- Aim:
List each line of the data that holds the word "this".

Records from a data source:
• • •
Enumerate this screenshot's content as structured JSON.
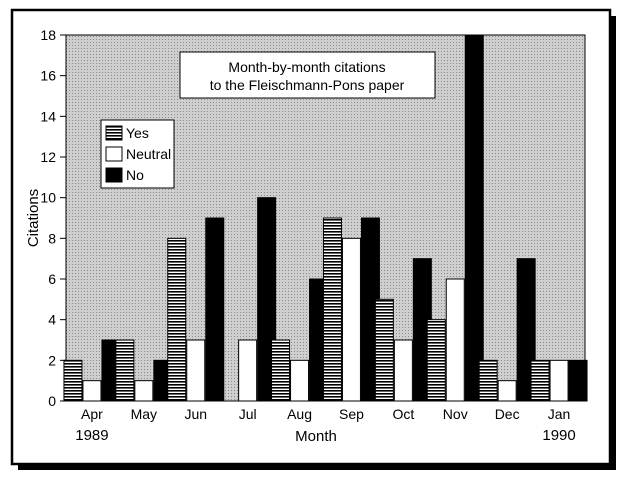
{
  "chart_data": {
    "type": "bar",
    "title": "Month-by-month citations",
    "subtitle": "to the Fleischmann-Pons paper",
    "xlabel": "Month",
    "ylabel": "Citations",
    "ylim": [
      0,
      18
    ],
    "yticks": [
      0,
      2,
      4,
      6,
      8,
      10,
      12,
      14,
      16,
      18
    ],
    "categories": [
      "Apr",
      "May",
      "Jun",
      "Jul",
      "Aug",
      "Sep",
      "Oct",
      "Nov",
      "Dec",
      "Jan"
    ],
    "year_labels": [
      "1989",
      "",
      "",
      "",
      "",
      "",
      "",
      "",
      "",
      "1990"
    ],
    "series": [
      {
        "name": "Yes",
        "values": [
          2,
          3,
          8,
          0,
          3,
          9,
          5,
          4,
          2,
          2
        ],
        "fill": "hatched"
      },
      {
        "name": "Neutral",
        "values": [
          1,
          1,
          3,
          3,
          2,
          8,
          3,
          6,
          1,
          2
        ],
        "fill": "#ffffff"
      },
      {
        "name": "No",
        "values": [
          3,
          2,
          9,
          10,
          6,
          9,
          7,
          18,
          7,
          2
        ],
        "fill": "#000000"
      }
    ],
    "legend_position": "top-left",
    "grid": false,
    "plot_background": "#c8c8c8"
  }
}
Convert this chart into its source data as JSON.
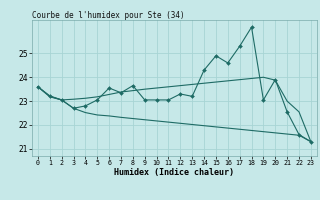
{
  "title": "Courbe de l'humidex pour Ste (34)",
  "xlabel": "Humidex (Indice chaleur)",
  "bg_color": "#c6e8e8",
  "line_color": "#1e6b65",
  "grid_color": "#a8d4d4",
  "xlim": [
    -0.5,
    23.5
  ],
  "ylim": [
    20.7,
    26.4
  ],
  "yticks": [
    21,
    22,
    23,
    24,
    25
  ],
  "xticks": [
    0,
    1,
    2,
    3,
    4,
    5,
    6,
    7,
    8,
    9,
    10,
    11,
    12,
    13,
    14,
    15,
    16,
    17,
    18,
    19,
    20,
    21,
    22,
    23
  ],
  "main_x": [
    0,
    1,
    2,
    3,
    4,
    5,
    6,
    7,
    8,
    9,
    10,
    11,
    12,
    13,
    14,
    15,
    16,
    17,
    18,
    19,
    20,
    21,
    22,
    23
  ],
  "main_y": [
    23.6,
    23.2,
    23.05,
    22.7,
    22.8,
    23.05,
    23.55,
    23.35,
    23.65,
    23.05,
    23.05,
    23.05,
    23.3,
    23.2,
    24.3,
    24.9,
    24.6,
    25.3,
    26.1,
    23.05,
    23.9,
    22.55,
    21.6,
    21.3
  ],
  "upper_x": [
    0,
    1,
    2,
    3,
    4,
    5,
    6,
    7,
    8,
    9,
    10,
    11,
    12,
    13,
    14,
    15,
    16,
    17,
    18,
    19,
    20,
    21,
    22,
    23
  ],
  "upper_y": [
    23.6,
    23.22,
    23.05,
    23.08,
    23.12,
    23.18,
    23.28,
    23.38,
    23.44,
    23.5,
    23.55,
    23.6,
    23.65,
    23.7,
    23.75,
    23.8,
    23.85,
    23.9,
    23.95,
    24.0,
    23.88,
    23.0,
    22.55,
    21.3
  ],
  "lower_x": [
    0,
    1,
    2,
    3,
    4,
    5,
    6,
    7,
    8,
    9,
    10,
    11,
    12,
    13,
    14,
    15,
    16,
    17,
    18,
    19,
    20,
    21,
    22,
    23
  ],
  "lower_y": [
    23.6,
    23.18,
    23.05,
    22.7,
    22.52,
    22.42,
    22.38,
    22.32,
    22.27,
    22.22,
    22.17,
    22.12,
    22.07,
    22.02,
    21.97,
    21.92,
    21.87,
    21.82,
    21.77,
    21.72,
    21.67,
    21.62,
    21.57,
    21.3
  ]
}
• • •
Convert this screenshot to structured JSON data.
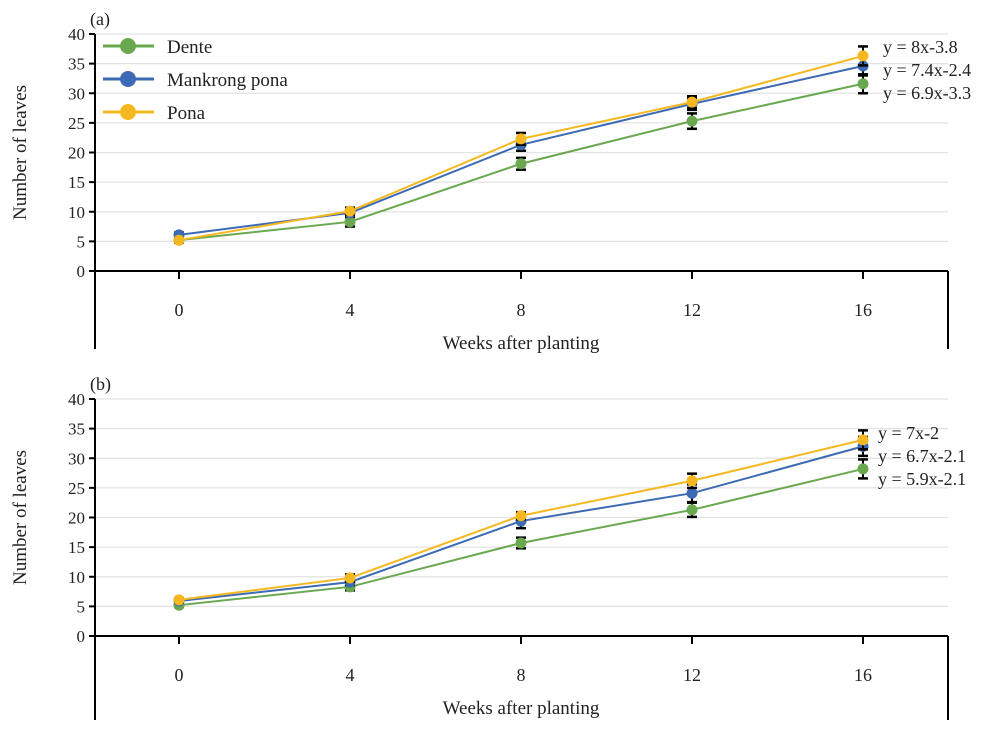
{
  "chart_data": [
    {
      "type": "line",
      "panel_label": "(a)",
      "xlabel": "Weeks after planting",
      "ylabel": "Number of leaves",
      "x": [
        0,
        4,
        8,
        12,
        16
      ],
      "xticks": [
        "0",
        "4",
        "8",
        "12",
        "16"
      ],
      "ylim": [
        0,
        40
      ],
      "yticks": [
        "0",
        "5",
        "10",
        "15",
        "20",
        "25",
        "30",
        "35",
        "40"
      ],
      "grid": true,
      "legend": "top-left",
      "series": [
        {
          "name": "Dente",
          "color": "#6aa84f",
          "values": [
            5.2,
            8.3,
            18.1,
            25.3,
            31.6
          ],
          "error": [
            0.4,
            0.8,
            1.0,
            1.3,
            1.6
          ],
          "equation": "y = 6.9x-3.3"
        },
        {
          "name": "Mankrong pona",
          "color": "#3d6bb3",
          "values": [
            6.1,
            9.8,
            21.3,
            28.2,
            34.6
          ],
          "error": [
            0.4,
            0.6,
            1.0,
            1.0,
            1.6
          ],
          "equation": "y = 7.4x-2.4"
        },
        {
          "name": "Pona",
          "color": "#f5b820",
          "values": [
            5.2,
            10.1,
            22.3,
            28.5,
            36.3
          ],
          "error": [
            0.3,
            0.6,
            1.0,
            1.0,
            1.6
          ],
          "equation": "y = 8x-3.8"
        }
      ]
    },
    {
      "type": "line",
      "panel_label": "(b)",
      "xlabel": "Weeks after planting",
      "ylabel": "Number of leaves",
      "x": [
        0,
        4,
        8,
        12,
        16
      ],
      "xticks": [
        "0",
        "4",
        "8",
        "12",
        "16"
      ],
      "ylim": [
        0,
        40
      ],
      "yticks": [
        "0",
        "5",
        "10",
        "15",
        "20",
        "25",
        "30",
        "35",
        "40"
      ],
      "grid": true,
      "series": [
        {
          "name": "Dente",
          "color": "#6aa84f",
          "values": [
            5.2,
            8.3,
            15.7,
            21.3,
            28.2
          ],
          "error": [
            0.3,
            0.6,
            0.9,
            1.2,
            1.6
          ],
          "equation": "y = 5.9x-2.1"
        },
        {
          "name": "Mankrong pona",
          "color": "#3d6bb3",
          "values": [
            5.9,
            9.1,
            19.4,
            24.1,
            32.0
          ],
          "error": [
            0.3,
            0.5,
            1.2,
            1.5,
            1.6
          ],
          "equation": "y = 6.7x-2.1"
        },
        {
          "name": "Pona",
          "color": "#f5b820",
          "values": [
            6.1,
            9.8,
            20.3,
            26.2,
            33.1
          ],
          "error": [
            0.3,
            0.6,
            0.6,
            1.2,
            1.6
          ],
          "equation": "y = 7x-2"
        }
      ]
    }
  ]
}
• • •
- Written response:
Enumerate this screenshot's content as structured JSON.
Convert this chart into its source data as JSON.
Convert this screenshot to structured JSON data.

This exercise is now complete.